Text passage:
· · · · ·

The general teaching of Wieman, Slochower and Wilson, as well as the *794numerous cases following these decisions,8 is that the due process prohibition of arbitrary governmental action is applicable to the government’s dismissal or exclusion of a public employee. Although the majority would apparently dismiss these cases as simply involving discharges based on an employee’s exercise of a specific constitutional right, such as the Fifth Amendment privilege against self-incrimination, a close reading of the decisions refutes such a limited interpretation. In neither Wieman nor Wilson did the court intimate that the dismissal was improper because it impaired a specific constitutional right; instead the courts invalidated the state action as “arbitrary,” as having no rational relation to the employee’s fitness for work.9 And in Slochower, it is perhaps even clearer that the decision rested solely on “due process” grounds and not on the impairment of another constitutional right, since, as noted above, both issues were raised before the Supreme Court and the court expressly found it unnecessary to determine if the state action improperly impaired the teacher’s Fifth Amendment rights.10
*795Thus, although the majority recognize the general constitutional development heralding the demise of the “right-privilege” doctrine, the majority fail to recognize that this demise has been accompanied by the emergence of two separate strains of constitutional decisions, rather than the single line of cases the majority identify. The first group of cases—exemplified by the decisions just reviewed—involve dismissals or exclusions which have been overturned because the reason for the government action bore no rational relation to “job-fitness” at all. In these instances, the government’s action was found to be a denial of due process because it was “arbitrary”; Slochower clearly reveals that in such a case the existence of an independent constitutional right is not essential to the constitutional determination. As Justice Harlan’s dissent in Slochower recognizes, the determinative constitutional question in these cases is simply whether the grounds for the state’s action “bear a reasonable relation to [the state’s] interest in insuring the qualification of its [employees.]” (Slochower v. Board of Education (1956) 350 U.S. 551, 566 [100 L.Ed. 692, 704, 76 S.Ct. 637] (Harlan, J. dissenting).) Under these decisions, the due process clause prohibits the arbitrary dismissal or exclusion of public employees by the government.

· · · · ·

Exercise brief:
In the passage on due process and public employee dismissals, what does Justice Harlan's dissent in Slochower identify as the determinative constitutional question?

Dataset entries:
· · · · ·

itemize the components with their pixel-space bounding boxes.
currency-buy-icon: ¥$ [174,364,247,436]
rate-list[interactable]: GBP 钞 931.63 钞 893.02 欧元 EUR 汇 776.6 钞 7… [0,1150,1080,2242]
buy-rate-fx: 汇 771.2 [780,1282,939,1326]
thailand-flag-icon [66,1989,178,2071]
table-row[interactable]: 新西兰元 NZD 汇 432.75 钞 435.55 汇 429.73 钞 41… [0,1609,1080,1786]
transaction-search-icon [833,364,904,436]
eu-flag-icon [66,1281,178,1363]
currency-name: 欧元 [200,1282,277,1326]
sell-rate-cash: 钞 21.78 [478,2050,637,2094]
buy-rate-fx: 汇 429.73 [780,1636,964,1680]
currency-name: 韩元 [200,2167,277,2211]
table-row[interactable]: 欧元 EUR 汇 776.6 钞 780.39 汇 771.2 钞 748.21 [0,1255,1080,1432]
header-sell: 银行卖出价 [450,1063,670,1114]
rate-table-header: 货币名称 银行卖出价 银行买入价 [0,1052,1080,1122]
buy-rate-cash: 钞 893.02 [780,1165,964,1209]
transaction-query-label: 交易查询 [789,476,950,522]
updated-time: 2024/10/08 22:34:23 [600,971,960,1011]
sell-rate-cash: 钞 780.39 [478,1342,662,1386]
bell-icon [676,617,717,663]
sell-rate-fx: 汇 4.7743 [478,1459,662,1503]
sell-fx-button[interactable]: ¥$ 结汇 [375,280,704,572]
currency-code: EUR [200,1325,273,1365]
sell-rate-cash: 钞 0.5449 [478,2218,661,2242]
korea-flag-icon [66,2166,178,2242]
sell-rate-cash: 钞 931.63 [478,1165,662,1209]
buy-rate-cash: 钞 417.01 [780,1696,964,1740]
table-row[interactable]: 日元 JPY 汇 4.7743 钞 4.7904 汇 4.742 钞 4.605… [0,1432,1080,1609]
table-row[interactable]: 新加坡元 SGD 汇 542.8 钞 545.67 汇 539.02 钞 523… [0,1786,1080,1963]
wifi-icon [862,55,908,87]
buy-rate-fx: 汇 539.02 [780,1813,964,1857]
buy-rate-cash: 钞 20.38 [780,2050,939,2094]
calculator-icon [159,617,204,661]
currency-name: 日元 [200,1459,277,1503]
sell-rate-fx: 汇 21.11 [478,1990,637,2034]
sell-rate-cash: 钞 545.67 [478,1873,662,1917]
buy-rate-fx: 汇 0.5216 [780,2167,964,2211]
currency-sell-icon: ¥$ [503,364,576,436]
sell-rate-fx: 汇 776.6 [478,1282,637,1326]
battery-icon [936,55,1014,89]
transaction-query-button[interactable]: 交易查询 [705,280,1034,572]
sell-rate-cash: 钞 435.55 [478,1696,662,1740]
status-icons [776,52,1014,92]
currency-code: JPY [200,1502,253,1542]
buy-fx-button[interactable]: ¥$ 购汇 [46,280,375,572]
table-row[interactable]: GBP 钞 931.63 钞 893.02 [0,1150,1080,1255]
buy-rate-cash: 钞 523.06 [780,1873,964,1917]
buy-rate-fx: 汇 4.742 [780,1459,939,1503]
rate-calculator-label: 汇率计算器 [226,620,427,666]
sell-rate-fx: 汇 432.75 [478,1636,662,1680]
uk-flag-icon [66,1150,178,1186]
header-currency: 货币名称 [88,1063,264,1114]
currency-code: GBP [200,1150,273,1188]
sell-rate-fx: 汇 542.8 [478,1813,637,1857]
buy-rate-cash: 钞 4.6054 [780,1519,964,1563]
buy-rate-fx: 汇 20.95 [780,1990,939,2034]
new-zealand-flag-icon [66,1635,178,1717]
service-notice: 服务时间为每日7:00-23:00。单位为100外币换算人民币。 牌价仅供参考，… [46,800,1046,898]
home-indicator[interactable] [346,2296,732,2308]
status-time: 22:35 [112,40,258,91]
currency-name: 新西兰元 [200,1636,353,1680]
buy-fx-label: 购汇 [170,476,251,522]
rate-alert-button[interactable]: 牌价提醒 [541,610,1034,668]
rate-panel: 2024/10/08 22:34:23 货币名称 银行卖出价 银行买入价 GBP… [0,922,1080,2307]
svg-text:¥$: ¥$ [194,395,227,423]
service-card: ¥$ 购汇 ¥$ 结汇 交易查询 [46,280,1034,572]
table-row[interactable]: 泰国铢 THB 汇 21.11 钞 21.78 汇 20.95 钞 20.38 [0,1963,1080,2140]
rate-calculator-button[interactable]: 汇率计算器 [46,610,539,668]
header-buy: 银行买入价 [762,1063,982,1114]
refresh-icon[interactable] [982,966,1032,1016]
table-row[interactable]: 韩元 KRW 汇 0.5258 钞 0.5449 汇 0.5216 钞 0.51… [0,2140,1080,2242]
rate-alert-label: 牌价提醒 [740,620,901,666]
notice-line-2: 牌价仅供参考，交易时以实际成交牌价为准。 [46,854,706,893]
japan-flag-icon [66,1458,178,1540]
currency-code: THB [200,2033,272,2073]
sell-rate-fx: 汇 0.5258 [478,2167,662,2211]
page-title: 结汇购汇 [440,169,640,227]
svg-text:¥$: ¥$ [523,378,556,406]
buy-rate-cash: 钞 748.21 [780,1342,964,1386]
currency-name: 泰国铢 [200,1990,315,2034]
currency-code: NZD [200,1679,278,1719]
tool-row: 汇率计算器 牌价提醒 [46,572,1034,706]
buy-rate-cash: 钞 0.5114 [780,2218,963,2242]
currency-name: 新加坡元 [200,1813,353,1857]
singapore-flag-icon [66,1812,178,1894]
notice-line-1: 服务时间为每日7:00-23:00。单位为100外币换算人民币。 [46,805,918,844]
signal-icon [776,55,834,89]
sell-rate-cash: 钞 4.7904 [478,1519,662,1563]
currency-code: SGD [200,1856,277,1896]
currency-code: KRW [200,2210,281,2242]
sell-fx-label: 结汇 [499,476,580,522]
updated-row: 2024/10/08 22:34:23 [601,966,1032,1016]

· · · · ·

Result:
Whether the grounds for the state's action bear a reasonable relation to the state's interest in insuring the qualification of its employees.